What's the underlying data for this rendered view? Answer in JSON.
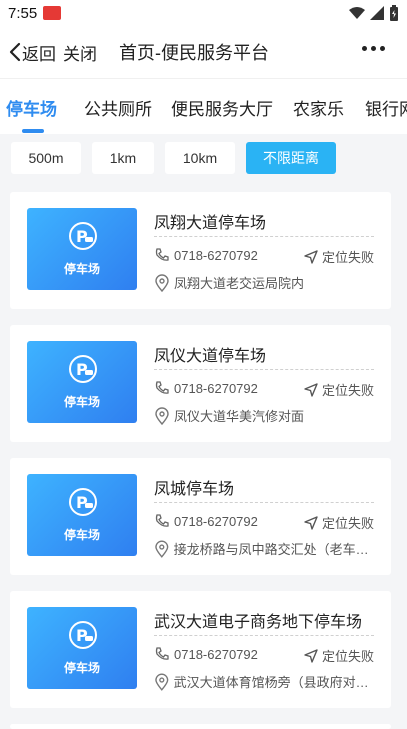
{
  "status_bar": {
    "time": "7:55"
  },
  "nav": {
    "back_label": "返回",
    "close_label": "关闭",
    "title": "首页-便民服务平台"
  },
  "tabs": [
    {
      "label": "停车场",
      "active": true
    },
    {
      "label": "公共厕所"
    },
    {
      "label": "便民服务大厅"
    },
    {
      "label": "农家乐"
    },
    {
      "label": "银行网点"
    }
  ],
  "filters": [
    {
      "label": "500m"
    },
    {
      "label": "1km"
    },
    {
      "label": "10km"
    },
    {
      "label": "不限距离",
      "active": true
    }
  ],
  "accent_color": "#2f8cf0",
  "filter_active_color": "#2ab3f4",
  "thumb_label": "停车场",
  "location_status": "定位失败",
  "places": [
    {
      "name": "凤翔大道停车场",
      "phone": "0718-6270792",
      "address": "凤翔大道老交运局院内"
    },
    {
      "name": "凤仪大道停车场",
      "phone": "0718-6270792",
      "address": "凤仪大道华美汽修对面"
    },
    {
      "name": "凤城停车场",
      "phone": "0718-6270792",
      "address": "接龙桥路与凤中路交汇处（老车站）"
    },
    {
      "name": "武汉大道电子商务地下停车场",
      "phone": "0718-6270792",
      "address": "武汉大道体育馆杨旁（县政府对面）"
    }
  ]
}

● ● ● ●

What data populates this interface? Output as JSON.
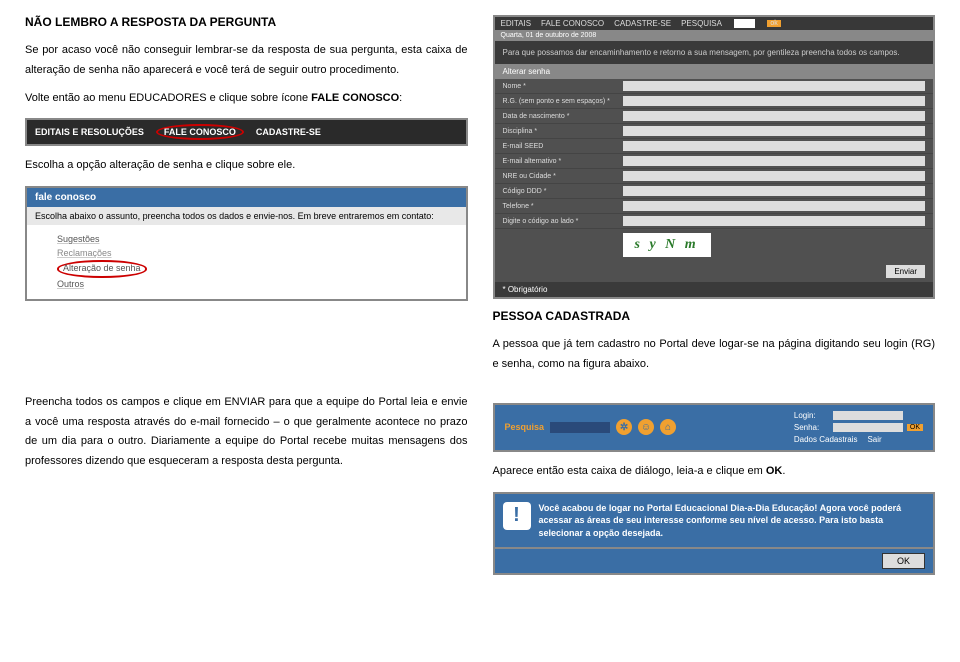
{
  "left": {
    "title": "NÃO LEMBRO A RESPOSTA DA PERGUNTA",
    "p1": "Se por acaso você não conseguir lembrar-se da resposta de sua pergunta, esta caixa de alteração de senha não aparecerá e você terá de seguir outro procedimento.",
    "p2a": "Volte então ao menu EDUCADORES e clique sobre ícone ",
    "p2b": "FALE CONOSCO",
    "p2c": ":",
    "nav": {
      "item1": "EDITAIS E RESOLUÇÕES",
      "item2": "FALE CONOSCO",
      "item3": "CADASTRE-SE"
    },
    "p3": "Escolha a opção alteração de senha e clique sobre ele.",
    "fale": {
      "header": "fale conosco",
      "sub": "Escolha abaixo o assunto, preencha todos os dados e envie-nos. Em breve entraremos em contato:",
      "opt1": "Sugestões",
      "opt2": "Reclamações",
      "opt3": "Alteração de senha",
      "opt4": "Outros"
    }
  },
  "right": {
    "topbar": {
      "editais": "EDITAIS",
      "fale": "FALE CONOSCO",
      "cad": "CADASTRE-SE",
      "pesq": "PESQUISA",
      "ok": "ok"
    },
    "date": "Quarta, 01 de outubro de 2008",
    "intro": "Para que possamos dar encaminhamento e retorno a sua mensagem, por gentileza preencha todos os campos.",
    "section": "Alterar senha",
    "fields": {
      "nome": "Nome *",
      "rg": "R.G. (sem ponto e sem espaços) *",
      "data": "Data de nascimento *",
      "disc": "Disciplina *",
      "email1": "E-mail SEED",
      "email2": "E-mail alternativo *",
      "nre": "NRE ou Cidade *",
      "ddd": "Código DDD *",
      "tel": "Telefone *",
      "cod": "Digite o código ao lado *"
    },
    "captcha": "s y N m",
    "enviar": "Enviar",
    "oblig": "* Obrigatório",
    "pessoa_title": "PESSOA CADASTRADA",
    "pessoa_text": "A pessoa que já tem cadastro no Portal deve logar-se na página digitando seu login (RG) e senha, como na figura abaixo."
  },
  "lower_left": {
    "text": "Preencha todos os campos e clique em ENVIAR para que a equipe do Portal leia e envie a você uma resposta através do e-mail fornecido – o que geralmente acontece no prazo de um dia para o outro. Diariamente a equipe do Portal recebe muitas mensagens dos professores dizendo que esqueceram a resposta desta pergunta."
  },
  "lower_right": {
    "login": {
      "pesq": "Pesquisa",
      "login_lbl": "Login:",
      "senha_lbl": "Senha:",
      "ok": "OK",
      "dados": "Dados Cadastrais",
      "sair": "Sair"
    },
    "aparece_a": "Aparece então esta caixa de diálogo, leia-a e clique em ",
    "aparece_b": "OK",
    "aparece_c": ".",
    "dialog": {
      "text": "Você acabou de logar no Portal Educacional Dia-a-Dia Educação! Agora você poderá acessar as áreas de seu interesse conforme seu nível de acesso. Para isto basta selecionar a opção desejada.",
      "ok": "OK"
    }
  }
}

● ● ● ●

__Objective__: Select and copy every line of the listing with the word "address".

__Response__:
      "address": "凤翔大道老交运局院内"
      "address": "凤仪大道华美汽修对面"
      "address": "接龙桥路与凤中路交汇处（老车站）"
      "address": "武汉大道体育馆杨旁（县政府对面）"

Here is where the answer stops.